Source records:
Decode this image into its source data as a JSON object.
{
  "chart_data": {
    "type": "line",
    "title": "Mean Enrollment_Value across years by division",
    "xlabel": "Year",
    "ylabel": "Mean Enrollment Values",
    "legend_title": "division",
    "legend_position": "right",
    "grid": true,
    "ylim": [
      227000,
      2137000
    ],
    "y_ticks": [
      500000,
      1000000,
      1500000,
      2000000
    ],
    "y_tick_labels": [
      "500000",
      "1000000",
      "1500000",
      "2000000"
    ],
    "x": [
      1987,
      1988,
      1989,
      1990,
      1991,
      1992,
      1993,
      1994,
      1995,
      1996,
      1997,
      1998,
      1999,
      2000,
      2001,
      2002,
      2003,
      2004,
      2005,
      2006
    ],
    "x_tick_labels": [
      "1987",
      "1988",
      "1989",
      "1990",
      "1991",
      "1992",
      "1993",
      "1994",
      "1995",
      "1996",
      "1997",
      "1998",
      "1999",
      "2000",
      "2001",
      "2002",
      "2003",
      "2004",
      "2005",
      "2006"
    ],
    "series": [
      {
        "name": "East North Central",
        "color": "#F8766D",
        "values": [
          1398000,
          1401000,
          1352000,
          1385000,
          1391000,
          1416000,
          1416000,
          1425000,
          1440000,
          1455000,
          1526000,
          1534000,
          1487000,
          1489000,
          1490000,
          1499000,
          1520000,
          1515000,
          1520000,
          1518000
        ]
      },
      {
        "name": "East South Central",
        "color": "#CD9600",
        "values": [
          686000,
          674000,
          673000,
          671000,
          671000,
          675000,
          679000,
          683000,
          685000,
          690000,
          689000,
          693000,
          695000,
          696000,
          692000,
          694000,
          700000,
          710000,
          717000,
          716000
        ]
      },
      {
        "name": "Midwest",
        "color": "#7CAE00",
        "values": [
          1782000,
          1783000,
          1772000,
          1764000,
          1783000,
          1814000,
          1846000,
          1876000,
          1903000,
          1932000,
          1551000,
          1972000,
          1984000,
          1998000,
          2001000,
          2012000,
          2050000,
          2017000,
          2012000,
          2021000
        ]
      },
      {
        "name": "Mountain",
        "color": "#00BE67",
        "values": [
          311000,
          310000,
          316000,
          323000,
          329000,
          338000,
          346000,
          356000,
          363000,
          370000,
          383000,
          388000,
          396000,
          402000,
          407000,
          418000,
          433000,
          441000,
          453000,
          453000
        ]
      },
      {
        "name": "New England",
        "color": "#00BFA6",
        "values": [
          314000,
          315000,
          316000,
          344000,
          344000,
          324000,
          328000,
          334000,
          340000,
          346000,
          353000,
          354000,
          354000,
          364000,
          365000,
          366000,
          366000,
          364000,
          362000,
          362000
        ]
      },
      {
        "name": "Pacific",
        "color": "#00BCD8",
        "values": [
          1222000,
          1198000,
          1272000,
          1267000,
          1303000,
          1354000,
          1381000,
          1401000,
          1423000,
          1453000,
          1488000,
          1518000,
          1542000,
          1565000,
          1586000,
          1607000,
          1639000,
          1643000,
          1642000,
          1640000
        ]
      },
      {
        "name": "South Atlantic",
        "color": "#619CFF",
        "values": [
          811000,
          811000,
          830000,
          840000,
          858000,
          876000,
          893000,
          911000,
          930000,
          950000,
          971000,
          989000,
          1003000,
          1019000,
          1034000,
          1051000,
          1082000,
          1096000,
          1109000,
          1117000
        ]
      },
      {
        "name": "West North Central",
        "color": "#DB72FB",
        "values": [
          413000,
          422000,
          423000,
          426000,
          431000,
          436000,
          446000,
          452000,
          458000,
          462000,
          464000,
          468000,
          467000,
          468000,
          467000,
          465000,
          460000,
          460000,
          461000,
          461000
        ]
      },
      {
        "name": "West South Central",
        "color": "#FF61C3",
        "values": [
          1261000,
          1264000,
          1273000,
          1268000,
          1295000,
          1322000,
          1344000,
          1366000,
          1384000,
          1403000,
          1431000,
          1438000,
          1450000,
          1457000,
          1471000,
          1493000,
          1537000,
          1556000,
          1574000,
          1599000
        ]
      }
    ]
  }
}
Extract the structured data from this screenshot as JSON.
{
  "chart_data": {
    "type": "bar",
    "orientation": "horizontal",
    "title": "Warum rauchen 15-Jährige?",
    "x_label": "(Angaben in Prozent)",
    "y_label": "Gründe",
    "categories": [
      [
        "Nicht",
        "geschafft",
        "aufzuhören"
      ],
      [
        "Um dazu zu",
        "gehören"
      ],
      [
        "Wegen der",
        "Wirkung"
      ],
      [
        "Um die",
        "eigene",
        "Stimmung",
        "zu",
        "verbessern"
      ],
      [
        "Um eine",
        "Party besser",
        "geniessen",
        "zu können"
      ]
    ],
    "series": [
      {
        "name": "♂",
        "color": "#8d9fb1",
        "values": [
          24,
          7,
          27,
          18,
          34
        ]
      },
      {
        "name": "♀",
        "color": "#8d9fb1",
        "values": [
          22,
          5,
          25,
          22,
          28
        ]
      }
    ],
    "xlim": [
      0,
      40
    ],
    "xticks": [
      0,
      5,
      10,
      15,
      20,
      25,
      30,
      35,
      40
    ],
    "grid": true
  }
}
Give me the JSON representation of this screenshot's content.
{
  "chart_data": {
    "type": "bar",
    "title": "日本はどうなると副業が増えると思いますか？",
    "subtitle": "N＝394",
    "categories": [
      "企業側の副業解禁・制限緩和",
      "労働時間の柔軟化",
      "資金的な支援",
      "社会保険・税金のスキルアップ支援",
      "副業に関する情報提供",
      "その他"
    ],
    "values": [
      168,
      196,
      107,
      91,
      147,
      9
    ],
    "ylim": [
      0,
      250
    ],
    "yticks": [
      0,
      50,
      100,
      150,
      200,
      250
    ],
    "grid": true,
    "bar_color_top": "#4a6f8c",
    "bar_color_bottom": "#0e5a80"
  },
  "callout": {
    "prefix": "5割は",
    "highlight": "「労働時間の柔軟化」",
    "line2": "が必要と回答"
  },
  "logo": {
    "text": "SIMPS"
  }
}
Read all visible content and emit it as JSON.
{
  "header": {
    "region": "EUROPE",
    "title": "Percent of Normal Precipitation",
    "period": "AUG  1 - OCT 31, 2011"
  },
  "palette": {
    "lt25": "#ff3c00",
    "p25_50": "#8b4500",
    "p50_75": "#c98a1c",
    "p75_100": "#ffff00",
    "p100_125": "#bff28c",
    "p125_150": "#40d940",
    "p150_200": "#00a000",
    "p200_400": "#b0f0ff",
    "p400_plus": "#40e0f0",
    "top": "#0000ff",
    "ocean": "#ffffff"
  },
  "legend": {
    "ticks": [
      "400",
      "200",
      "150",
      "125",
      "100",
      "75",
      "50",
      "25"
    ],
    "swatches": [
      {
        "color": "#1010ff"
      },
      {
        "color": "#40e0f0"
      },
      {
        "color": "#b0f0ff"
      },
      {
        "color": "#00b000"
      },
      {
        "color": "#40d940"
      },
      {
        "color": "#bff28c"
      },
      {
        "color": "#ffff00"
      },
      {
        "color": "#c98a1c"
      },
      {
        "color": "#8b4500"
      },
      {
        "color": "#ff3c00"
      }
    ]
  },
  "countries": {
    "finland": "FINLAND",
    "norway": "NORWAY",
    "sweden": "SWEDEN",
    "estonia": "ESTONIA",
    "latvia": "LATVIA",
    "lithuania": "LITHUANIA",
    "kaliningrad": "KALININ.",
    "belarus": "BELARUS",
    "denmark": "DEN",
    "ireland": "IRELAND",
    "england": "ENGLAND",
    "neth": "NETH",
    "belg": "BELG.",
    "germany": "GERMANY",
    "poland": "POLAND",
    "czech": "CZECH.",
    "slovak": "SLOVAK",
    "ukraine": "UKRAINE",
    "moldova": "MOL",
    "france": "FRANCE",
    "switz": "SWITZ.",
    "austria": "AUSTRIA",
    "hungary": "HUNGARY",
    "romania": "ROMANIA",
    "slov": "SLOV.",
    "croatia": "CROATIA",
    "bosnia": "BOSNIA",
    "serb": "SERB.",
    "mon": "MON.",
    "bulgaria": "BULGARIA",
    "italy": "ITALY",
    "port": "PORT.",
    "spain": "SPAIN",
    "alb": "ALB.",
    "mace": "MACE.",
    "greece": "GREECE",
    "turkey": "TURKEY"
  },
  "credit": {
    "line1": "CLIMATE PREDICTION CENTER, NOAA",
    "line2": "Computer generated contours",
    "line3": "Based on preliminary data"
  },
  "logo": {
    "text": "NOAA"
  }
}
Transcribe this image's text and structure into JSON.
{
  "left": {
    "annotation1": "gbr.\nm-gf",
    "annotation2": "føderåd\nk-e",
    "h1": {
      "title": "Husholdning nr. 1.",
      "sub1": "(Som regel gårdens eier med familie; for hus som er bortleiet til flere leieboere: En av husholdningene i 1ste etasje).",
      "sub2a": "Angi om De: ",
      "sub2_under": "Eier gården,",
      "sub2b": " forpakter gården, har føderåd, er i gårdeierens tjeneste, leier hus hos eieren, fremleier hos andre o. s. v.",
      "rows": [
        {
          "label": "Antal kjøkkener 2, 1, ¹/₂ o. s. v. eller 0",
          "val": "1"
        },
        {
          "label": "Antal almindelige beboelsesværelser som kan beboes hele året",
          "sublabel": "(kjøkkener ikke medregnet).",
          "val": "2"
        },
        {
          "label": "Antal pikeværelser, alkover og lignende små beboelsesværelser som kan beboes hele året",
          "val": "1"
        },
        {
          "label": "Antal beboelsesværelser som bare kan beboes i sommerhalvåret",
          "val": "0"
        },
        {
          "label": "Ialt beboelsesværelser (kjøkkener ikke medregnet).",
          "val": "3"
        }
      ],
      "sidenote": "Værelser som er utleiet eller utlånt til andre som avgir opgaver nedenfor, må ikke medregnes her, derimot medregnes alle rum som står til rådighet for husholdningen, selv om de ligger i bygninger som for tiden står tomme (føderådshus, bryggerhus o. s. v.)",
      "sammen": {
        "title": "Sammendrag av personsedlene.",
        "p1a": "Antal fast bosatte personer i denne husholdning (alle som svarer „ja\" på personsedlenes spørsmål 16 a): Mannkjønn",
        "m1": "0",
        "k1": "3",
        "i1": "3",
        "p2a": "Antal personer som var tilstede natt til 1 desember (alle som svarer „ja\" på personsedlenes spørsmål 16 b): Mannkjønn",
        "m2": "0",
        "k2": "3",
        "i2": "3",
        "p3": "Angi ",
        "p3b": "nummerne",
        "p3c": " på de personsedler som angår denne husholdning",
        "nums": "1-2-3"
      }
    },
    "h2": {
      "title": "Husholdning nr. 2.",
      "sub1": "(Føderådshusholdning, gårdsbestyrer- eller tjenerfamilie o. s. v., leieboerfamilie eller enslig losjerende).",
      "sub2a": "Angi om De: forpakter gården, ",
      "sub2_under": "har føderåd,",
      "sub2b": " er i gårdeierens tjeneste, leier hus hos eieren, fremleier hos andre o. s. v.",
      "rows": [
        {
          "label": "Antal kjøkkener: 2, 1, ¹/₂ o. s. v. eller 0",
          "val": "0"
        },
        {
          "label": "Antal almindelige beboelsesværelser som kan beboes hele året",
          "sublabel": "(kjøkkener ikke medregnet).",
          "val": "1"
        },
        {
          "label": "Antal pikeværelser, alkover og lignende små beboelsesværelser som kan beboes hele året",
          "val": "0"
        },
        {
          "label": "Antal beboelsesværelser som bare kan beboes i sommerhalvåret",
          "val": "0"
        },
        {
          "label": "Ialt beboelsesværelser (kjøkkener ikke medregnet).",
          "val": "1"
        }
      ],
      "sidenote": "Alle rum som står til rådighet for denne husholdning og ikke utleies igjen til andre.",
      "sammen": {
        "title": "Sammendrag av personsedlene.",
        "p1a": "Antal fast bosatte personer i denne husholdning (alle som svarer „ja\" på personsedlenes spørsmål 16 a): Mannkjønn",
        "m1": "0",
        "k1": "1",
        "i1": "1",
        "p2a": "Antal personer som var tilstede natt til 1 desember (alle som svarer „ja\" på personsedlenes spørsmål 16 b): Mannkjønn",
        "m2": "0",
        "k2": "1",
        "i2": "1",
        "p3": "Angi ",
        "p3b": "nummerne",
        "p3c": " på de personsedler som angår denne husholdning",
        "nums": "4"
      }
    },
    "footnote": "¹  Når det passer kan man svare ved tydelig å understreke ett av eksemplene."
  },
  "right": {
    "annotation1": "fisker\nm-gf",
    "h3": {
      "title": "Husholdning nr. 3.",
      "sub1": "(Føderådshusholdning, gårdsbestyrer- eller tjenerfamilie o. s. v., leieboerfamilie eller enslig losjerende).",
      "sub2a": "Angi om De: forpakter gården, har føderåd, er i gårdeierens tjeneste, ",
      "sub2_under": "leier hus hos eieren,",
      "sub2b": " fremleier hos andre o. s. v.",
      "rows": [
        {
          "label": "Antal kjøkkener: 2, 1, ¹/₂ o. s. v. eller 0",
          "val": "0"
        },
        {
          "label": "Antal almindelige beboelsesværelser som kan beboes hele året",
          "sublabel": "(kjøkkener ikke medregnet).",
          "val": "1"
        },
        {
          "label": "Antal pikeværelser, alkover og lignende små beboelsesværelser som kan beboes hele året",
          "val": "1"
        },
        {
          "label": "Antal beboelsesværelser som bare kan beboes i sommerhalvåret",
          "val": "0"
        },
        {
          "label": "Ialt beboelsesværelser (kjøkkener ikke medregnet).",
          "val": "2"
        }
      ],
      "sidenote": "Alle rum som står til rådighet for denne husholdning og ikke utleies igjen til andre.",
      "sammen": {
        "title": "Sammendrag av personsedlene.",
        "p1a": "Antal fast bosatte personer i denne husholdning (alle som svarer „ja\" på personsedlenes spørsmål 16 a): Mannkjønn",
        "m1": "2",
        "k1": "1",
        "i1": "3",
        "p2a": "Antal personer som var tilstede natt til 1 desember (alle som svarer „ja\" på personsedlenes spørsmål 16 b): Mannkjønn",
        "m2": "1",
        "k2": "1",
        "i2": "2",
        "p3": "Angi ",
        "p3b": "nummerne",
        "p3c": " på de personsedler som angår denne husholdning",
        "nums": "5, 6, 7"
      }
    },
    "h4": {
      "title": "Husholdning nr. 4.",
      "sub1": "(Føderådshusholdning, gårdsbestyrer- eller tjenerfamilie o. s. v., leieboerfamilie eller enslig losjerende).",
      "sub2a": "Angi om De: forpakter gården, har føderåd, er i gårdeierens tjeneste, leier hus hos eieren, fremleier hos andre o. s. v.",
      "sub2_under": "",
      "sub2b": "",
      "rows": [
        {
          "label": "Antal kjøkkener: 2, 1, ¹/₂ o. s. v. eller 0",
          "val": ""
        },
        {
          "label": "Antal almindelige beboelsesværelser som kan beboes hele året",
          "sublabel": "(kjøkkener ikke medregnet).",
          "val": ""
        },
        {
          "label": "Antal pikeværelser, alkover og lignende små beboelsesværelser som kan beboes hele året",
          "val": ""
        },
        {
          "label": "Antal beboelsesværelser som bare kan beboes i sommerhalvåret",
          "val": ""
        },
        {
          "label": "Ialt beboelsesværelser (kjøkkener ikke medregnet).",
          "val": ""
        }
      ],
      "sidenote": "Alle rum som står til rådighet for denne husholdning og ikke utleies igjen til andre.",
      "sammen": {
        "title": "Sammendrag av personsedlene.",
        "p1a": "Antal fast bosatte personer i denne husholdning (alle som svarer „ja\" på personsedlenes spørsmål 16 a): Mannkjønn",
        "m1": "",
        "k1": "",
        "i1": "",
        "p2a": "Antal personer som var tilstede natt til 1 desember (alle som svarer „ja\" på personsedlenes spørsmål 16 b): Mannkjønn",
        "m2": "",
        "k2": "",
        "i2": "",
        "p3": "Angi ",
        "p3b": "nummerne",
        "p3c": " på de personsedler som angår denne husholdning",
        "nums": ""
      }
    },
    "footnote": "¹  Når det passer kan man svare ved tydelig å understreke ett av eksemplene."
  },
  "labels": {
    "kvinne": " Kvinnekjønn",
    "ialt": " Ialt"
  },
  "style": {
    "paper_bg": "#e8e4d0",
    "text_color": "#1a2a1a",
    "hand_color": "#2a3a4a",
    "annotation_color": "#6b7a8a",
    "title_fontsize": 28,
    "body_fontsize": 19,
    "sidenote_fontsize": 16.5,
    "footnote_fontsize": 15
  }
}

Short problem:
Report how many lines include the word "South". Give nothing but the number.

Problem solution:
3